[Aim of the task] Output the full listing below exactly as it reads, and skip anything that is a picture.

## Begin Available data

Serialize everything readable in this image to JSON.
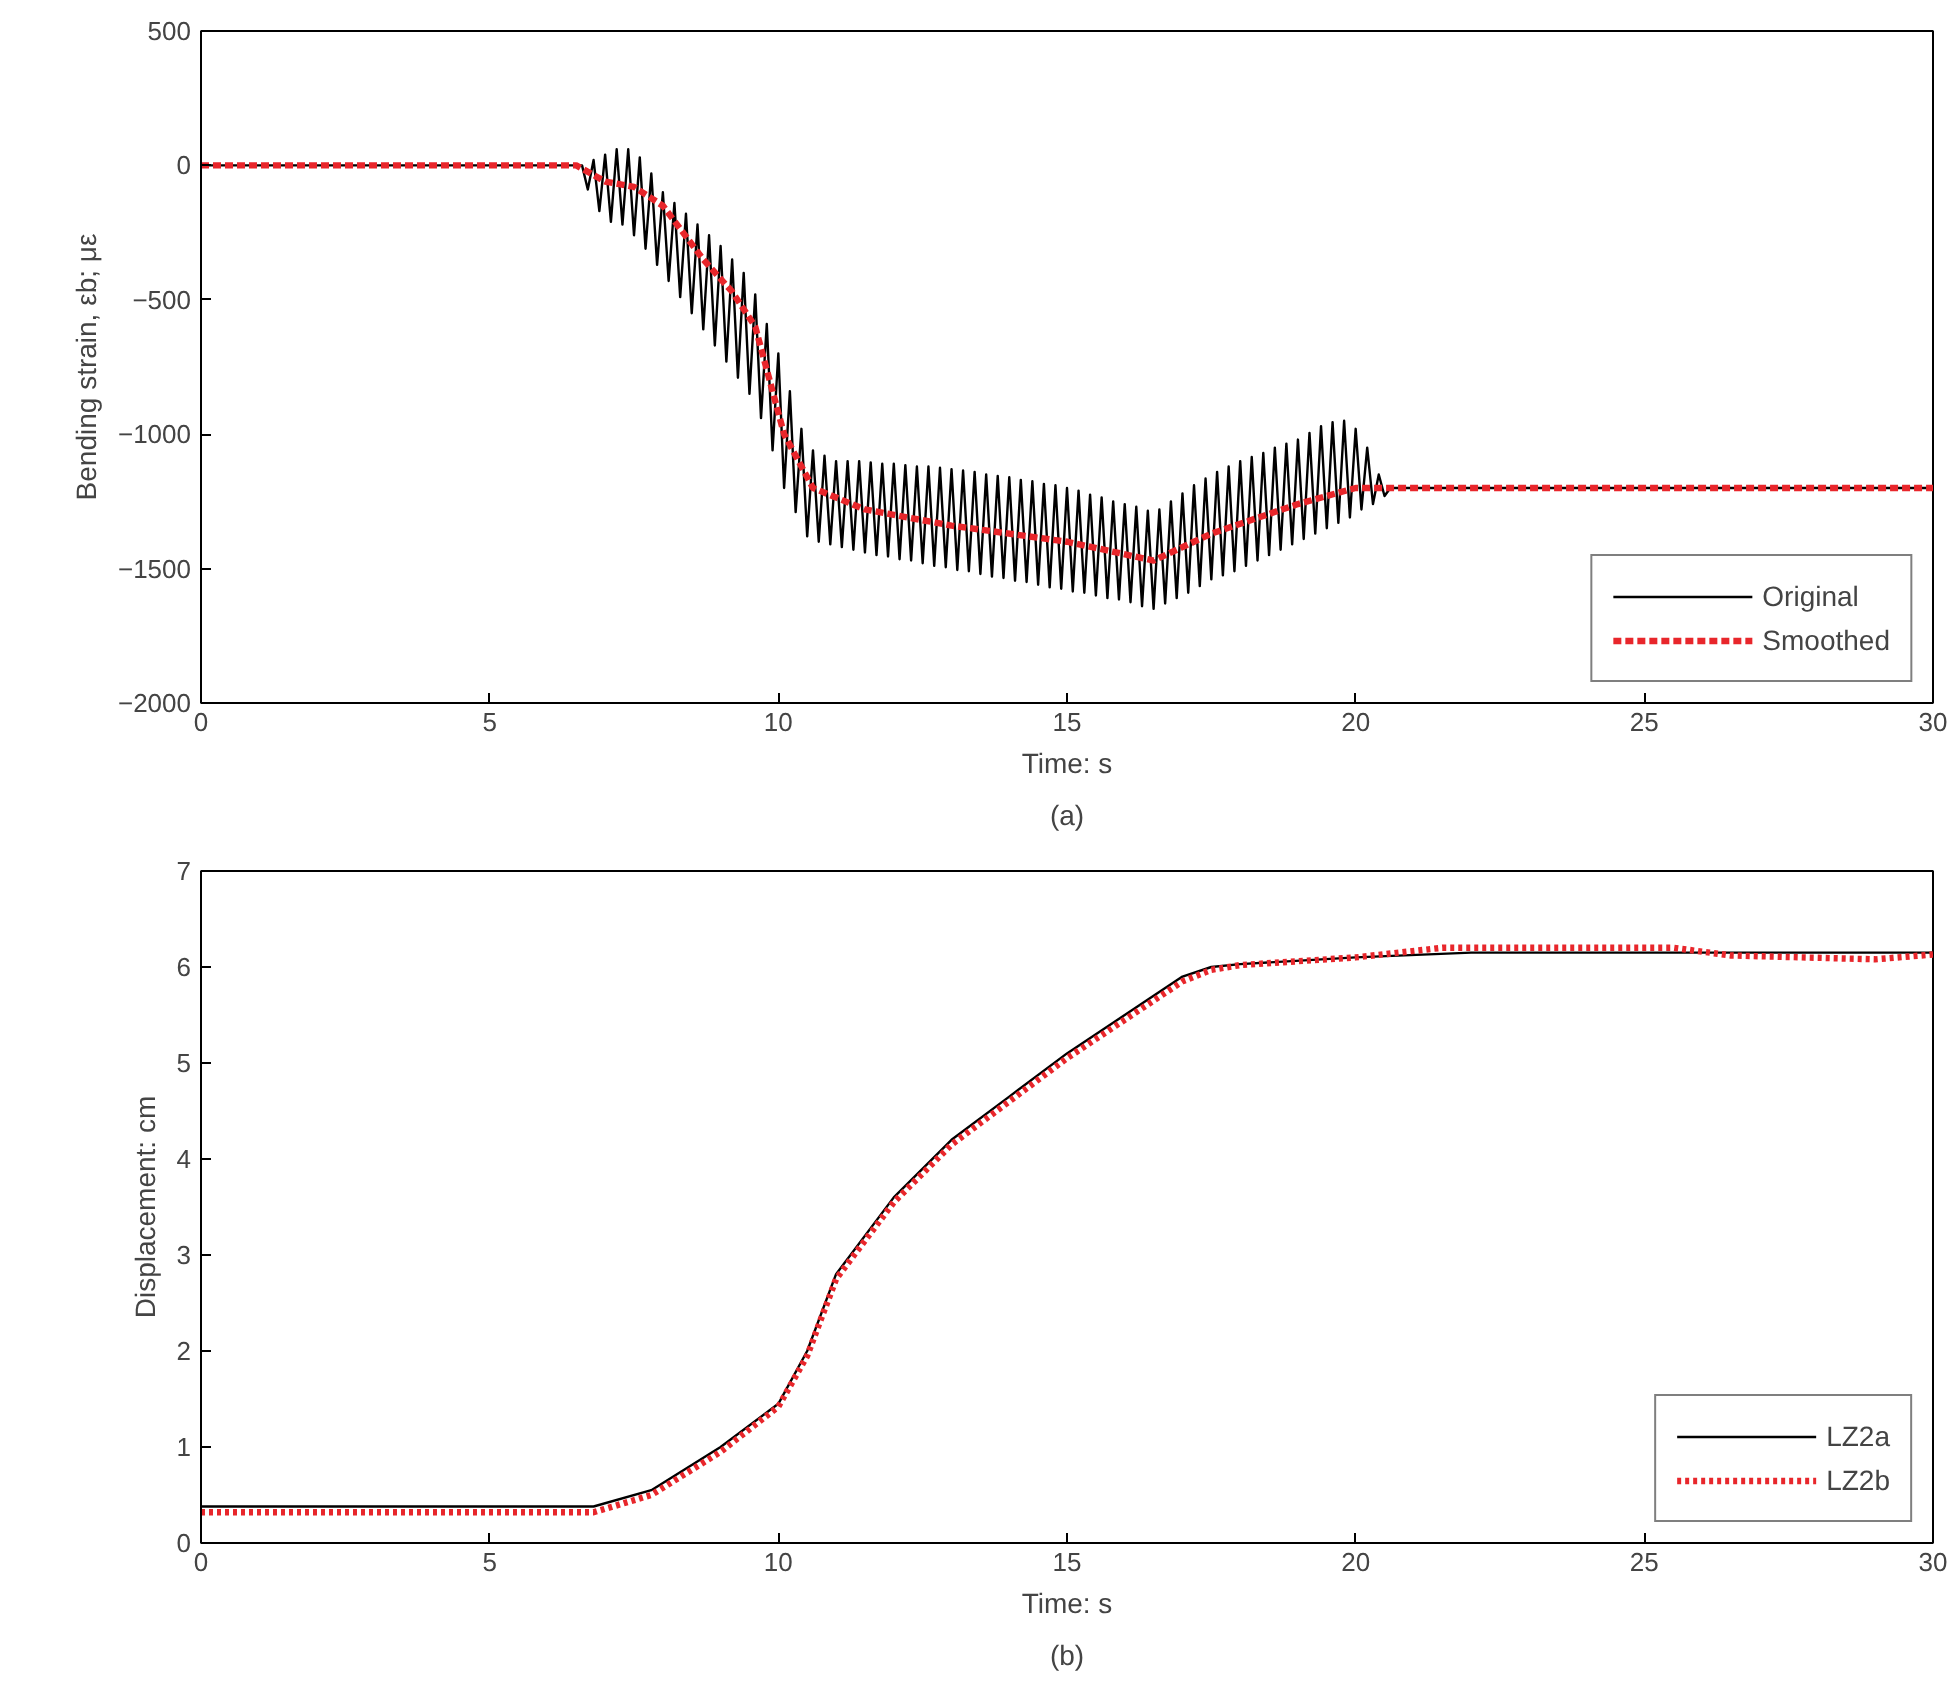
{
  "chart_data": [
    {
      "type": "line",
      "xlabel": "Time: s",
      "ylabel": "Bending strain, εb; με",
      "annotations": [
        "(a)"
      ],
      "xlim": [
        0,
        30
      ],
      "xticks": [
        0,
        5,
        10,
        15,
        20,
        25,
        30
      ],
      "ylim": [
        -2000,
        500
      ],
      "yticks": [
        500,
        0,
        {
          "value": -500,
          "label": "−500"
        },
        {
          "value": -1000,
          "label": "−1000"
        },
        {
          "value": -1500,
          "label": "−1500"
        },
        {
          "value": -2000,
          "label": "−2000"
        }
      ],
      "grid": false,
      "legend": "bottom right",
      "series": [
        {
          "name": "Original",
          "color": "#000000",
          "line_style": "solid",
          "x": [
            0,
            6.5,
            6.6,
            6.7,
            6.8,
            6.9,
            7.0,
            7.1,
            7.2,
            7.3,
            7.4,
            7.5,
            7.6,
            7.7,
            7.8,
            7.9,
            8.0,
            8.1,
            8.2,
            8.3,
            8.4,
            8.5,
            8.6,
            8.7,
            8.8,
            8.9,
            9.0,
            9.1,
            9.2,
            9.3,
            9.4,
            9.5,
            9.6,
            9.7,
            9.8,
            9.9,
            10.0,
            10.1,
            10.2,
            10.3,
            10.4,
            10.5,
            10.6,
            10.7,
            10.8,
            10.9,
            11.0,
            11.1,
            11.2,
            11.3,
            11.4,
            11.5,
            11.6,
            11.7,
            11.8,
            11.9,
            12.0,
            12.1,
            12.2,
            12.3,
            12.4,
            12.5,
            12.6,
            12.7,
            12.8,
            12.9,
            13.0,
            13.1,
            13.2,
            13.3,
            13.4,
            13.5,
            13.6,
            13.7,
            13.8,
            13.9,
            14.0,
            14.1,
            14.2,
            14.3,
            14.4,
            14.5,
            14.6,
            14.7,
            14.8,
            14.9,
            15.0,
            15.1,
            15.2,
            15.3,
            15.4,
            15.5,
            15.6,
            15.7,
            15.8,
            15.9,
            16.0,
            16.1,
            16.2,
            16.3,
            16.4,
            16.5,
            16.6,
            16.7,
            16.8,
            16.9,
            17.0,
            17.1,
            17.2,
            17.3,
            17.4,
            17.5,
            17.6,
            17.7,
            17.8,
            17.9,
            18.0,
            18.1,
            18.2,
            18.3,
            18.4,
            18.5,
            18.6,
            18.7,
            18.8,
            18.9,
            19.0,
            19.1,
            19.2,
            19.3,
            19.4,
            19.5,
            19.6,
            19.7,
            19.8,
            19.9,
            20.0,
            20.1,
            20.2,
            20.3,
            20.4,
            20.5,
            20.6,
            30
          ],
          "values": [
            0,
            0,
            0,
            -90,
            20,
            -170,
            40,
            -210,
            60,
            -220,
            60,
            -260,
            30,
            -310,
            -30,
            -370,
            -100,
            -430,
            -140,
            -490,
            -180,
            -550,
            -220,
            -610,
            -260,
            -670,
            -300,
            -730,
            -350,
            -790,
            -400,
            -850,
            -480,
            -940,
            -590,
            -1060,
            -700,
            -1200,
            -840,
            -1290,
            -980,
            -1380,
            -1060,
            -1400,
            -1080,
            -1410,
            -1100,
            -1420,
            -1100,
            -1430,
            -1100,
            -1440,
            -1105,
            -1450,
            -1110,
            -1455,
            -1110,
            -1465,
            -1115,
            -1470,
            -1120,
            -1480,
            -1120,
            -1490,
            -1125,
            -1495,
            -1130,
            -1505,
            -1135,
            -1510,
            -1140,
            -1520,
            -1150,
            -1530,
            -1155,
            -1535,
            -1160,
            -1545,
            -1170,
            -1550,
            -1175,
            -1560,
            -1185,
            -1570,
            -1190,
            -1575,
            -1200,
            -1585,
            -1210,
            -1590,
            -1225,
            -1600,
            -1235,
            -1610,
            -1250,
            -1615,
            -1260,
            -1625,
            -1270,
            -1640,
            -1285,
            -1650,
            -1280,
            -1630,
            -1250,
            -1610,
            -1220,
            -1590,
            -1190,
            -1565,
            -1165,
            -1540,
            -1140,
            -1525,
            -1120,
            -1510,
            -1100,
            -1490,
            -1085,
            -1470,
            -1070,
            -1450,
            -1050,
            -1430,
            -1035,
            -1410,
            -1020,
            -1390,
            -995,
            -1370,
            -970,
            -1350,
            -955,
            -1330,
            -950,
            -1310,
            -980,
            -1280,
            -1050,
            -1260,
            -1150,
            -1230,
            -1200,
            -1200
          ]
        },
        {
          "name": "Smoothed",
          "color": "#e8262b",
          "line_style": "dashed",
          "x": [
            0,
            6.5,
            7,
            7.5,
            8,
            8.7,
            9.2,
            9.6,
            10.1,
            10.6,
            11.5,
            13,
            15,
            16.5,
            17.5,
            19,
            20,
            20.6,
            30
          ],
          "values": [
            0,
            0,
            -60,
            -80,
            -150,
            -350,
            -470,
            -600,
            -1000,
            -1200,
            -1280,
            -1340,
            -1400,
            -1470,
            -1370,
            -1260,
            -1200,
            -1200,
            -1200
          ]
        }
      ]
    },
    {
      "type": "line",
      "xlabel": "Time: s",
      "ylabel": "Displacement: cm",
      "annotations": [
        "(b)"
      ],
      "xlim": [
        0,
        30
      ],
      "xticks": [
        0,
        5,
        10,
        15,
        20,
        25,
        30
      ],
      "ylim": [
        0,
        7
      ],
      "yticks": [
        0,
        1,
        2,
        3,
        4,
        5,
        6,
        7
      ],
      "grid": false,
      "legend": "bottom right",
      "series": [
        {
          "name": "LZ2a",
          "color": "#000000",
          "line_style": "solid",
          "x": [
            0,
            6.8,
            7.8,
            9,
            10,
            10.5,
            11,
            12,
            13,
            14,
            15,
            16,
            17,
            17.5,
            18,
            20,
            22,
            26,
            30
          ],
          "values": [
            0.38,
            0.38,
            0.55,
            1.0,
            1.45,
            2.0,
            2.8,
            3.6,
            4.2,
            4.65,
            5.1,
            5.5,
            5.9,
            6.0,
            6.03,
            6.1,
            6.15,
            6.15,
            6.15
          ]
        },
        {
          "name": "LZ2b",
          "color": "#e8262b",
          "line_style": "dotted",
          "x": [
            0,
            6.8,
            7.8,
            9,
            10,
            10.5,
            11,
            12,
            13,
            14,
            15,
            16,
            17,
            17.5,
            18,
            20,
            21.5,
            25.5,
            26.5,
            29,
            30
          ],
          "values": [
            0.32,
            0.32,
            0.5,
            0.95,
            1.42,
            1.95,
            2.75,
            3.55,
            4.15,
            4.6,
            5.05,
            5.45,
            5.85,
            5.97,
            6.02,
            6.1,
            6.2,
            6.2,
            6.12,
            6.08,
            6.13
          ]
        }
      ]
    }
  ]
}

## End Available data

[Finished task]
Serialize everything readable in this image to JSON.
{
  "chart_data": [
    {
      "type": "line",
      "xlabel": "Time: s",
      "ylabel": "Bending strain, εb; με",
      "annotations": [
        "(a)"
      ],
      "xlim": [
        0,
        30
      ],
      "xticks": [
        0,
        5,
        10,
        15,
        20,
        25,
        30
      ],
      "ylim": [
        -2000,
        500
      ],
      "yticks": [
        500,
        0,
        {
          "value": -500,
          "label": "−500"
        },
        {
          "value": -1000,
          "label": "−1000"
        },
        {
          "value": -1500,
          "label": "−1500"
        },
        {
          "value": -2000,
          "label": "−2000"
        }
      ],
      "grid": false,
      "legend": "bottom right",
      "series": [
        {
          "name": "Original",
          "color": "#000000",
          "line_style": "solid",
          "x": [
            0,
            6.5,
            6.6,
            6.7,
            6.8,
            6.9,
            7.0,
            7.1,
            7.2,
            7.3,
            7.4,
            7.5,
            7.6,
            7.7,
            7.8,
            7.9,
            8.0,
            8.1,
            8.2,
            8.3,
            8.4,
            8.5,
            8.6,
            8.7,
            8.8,
            8.9,
            9.0,
            9.1,
            9.2,
            9.3,
            9.4,
            9.5,
            9.6,
            9.7,
            9.8,
            9.9,
            10.0,
            10.1,
            10.2,
            10.3,
            10.4,
            10.5,
            10.6,
            10.7,
            10.8,
            10.9,
            11.0,
            11.1,
            11.2,
            11.3,
            11.4,
            11.5,
            11.6,
            11.7,
            11.8,
            11.9,
            12.0,
            12.1,
            12.2,
            12.3,
            12.4,
            12.5,
            12.6,
            12.7,
            12.8,
            12.9,
            13.0,
            13.1,
            13.2,
            13.3,
            13.4,
            13.5,
            13.6,
            13.7,
            13.8,
            13.9,
            14.0,
            14.1,
            14.2,
            14.3,
            14.4,
            14.5,
            14.6,
            14.7,
            14.8,
            14.9,
            15.0,
            15.1,
            15.2,
            15.3,
            15.4,
            15.5,
            15.6,
            15.7,
            15.8,
            15.9,
            16.0,
            16.1,
            16.2,
            16.3,
            16.4,
            16.5,
            16.6,
            16.7,
            16.8,
            16.9,
            17.0,
            17.1,
            17.2,
            17.3,
            17.4,
            17.5,
            17.6,
            17.7,
            17.8,
            17.9,
            18.0,
            18.1,
            18.2,
            18.3,
            18.4,
            18.5,
            18.6,
            18.7,
            18.8,
            18.9,
            19.0,
            19.1,
            19.2,
            19.3,
            19.4,
            19.5,
            19.6,
            19.7,
            19.8,
            19.9,
            20.0,
            20.1,
            20.2,
            20.3,
            20.4,
            20.5,
            20.6,
            30
          ],
          "values": [
            0,
            0,
            0,
            -90,
            20,
            -170,
            40,
            -210,
            60,
            -220,
            60,
            -260,
            30,
            -310,
            -30,
            -370,
            -100,
            -430,
            -140,
            -490,
            -180,
            -550,
            -220,
            -610,
            -260,
            -670,
            -300,
            -730,
            -350,
            -790,
            -400,
            -850,
            -480,
            -940,
            -590,
            -1060,
            -700,
            -1200,
            -840,
            -1290,
            -980,
            -1380,
            -1060,
            -1400,
            -1080,
            -1410,
            -1100,
            -1420,
            -1100,
            -1430,
            -1100,
            -1440,
            -1105,
            -1450,
            -1110,
            -1455,
            -1110,
            -1465,
            -1115,
            -1470,
            -1120,
            -1480,
            -1120,
            -1490,
            -1125,
            -1495,
            -1130,
            -1505,
            -1135,
            -1510,
            -1140,
            -1520,
            -1150,
            -1530,
            -1155,
            -1535,
            -1160,
            -1545,
            -1170,
            -1550,
            -1175,
            -1560,
            -1185,
            -1570,
            -1190,
            -1575,
            -1200,
            -1585,
            -1210,
            -1590,
            -1225,
            -1600,
            -1235,
            -1610,
            -1250,
            -1615,
            -1260,
            -1625,
            -1270,
            -1640,
            -1285,
            -1650,
            -1280,
            -1630,
            -1250,
            -1610,
            -1220,
            -1590,
            -1190,
            -1565,
            -1165,
            -1540,
            -1140,
            -1525,
            -1120,
            -1510,
            -1100,
            -1490,
            -1085,
            -1470,
            -1070,
            -1450,
            -1050,
            -1430,
            -1035,
            -1410,
            -1020,
            -1390,
            -995,
            -1370,
            -970,
            -1350,
            -955,
            -1330,
            -950,
            -1310,
            -980,
            -1280,
            -1050,
            -1260,
            -1150,
            -1230,
            -1200,
            -1200
          ]
        },
        {
          "name": "Smoothed",
          "color": "#e8262b",
          "line_style": "dashed",
          "x": [
            0,
            6.5,
            7,
            7.5,
            8,
            8.7,
            9.2,
            9.6,
            10.1,
            10.6,
            11.5,
            13,
            15,
            16.5,
            17.5,
            19,
            20,
            20.6,
            30
          ],
          "values": [
            0,
            0,
            -60,
            -80,
            -150,
            -350,
            -470,
            -600,
            -1000,
            -1200,
            -1280,
            -1340,
            -1400,
            -1470,
            -1370,
            -1260,
            -1200,
            -1200,
            -1200
          ]
        }
      ]
    },
    {
      "type": "line",
      "xlabel": "Time: s",
      "ylabel": "Displacement: cm",
      "annotations": [
        "(b)"
      ],
      "xlim": [
        0,
        30
      ],
      "xticks": [
        0,
        5,
        10,
        15,
        20,
        25,
        30
      ],
      "ylim": [
        0,
        7
      ],
      "yticks": [
        0,
        1,
        2,
        3,
        4,
        5,
        6,
        7
      ],
      "grid": false,
      "legend": "bottom right",
      "series": [
        {
          "name": "LZ2a",
          "color": "#000000",
          "line_style": "solid",
          "x": [
            0,
            6.8,
            7.8,
            9,
            10,
            10.5,
            11,
            12,
            13,
            14,
            15,
            16,
            17,
            17.5,
            18,
            20,
            22,
            26,
            30
          ],
          "values": [
            0.38,
            0.38,
            0.55,
            1.0,
            1.45,
            2.0,
            2.8,
            3.6,
            4.2,
            4.65,
            5.1,
            5.5,
            5.9,
            6.0,
            6.03,
            6.1,
            6.15,
            6.15,
            6.15
          ]
        },
        {
          "name": "LZ2b",
          "color": "#e8262b",
          "line_style": "dotted",
          "x": [
            0,
            6.8,
            7.8,
            9,
            10,
            10.5,
            11,
            12,
            13,
            14,
            15,
            16,
            17,
            17.5,
            18,
            20,
            21.5,
            25.5,
            26.5,
            29,
            30
          ],
          "values": [
            0.32,
            0.32,
            0.5,
            0.95,
            1.42,
            1.95,
            2.75,
            3.55,
            4.15,
            4.6,
            5.05,
            5.45,
            5.85,
            5.97,
            6.02,
            6.1,
            6.2,
            6.2,
            6.12,
            6.08,
            6.13
          ]
        }
      ]
    }
  ]
}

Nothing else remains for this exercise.